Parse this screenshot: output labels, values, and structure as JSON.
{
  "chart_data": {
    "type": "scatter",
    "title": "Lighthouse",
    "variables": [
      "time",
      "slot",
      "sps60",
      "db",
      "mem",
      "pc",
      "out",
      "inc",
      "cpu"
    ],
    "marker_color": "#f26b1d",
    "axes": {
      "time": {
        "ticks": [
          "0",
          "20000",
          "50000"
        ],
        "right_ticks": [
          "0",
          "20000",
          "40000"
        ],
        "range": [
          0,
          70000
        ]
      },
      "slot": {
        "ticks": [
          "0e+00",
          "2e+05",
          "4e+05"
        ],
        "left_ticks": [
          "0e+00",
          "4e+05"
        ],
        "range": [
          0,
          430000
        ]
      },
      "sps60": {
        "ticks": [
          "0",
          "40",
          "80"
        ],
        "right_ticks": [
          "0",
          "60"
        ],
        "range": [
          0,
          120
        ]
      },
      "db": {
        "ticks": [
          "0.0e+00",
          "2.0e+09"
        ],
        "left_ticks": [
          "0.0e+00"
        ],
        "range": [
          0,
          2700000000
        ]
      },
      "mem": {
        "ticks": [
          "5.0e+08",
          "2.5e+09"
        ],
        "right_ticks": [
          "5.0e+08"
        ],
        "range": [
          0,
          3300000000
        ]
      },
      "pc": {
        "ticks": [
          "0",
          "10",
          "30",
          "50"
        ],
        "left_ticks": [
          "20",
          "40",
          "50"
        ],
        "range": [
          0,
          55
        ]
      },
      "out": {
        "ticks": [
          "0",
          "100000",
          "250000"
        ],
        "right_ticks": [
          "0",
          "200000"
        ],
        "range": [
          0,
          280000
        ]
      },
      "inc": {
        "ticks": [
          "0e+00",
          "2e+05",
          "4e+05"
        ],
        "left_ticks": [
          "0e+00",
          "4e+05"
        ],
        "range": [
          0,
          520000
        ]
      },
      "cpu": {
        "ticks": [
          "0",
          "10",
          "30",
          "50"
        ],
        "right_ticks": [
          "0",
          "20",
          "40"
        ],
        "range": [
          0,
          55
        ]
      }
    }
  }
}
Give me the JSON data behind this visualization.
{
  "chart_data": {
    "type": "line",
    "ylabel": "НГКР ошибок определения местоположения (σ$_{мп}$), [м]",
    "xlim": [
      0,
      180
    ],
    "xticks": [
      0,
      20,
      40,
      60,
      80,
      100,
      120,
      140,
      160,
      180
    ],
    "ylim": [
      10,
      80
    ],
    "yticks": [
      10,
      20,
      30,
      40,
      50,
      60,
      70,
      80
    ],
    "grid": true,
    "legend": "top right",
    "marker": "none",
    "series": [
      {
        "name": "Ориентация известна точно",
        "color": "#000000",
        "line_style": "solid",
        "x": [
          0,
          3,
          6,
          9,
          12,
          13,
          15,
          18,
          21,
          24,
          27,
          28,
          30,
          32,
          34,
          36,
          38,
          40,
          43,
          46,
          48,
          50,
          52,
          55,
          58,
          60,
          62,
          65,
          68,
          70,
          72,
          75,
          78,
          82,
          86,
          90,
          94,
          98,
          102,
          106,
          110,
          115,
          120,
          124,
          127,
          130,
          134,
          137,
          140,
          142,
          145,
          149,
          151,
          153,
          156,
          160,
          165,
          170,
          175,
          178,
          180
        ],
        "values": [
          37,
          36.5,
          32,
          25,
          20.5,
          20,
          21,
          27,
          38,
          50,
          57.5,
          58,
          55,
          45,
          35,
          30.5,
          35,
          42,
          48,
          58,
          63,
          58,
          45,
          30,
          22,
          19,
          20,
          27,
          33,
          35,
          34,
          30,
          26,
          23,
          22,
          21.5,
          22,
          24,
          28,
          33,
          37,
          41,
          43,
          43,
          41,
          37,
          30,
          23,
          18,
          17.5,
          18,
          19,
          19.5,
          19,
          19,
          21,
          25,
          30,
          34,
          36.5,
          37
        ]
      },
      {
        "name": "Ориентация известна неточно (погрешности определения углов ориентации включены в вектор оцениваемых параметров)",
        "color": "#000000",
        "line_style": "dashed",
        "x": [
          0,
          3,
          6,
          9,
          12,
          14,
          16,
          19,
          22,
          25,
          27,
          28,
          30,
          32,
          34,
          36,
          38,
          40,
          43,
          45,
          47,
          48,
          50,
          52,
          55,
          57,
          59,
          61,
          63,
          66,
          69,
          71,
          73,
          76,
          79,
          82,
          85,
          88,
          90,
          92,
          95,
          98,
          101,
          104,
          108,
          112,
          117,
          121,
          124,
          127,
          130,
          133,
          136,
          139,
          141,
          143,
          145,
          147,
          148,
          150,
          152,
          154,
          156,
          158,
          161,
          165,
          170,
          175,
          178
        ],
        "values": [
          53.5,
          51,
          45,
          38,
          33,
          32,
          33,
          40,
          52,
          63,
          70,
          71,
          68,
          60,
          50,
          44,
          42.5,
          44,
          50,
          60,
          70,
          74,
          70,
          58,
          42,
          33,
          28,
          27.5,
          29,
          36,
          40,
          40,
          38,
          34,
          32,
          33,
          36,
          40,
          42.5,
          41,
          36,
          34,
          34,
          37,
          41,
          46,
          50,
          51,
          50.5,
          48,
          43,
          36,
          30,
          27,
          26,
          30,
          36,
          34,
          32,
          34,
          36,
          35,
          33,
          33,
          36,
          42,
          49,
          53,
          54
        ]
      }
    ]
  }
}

# # # # #

_Task statement_.
Count the lines in the records above that hold the word "JSON", and give only that number.

_Worked solution_.
2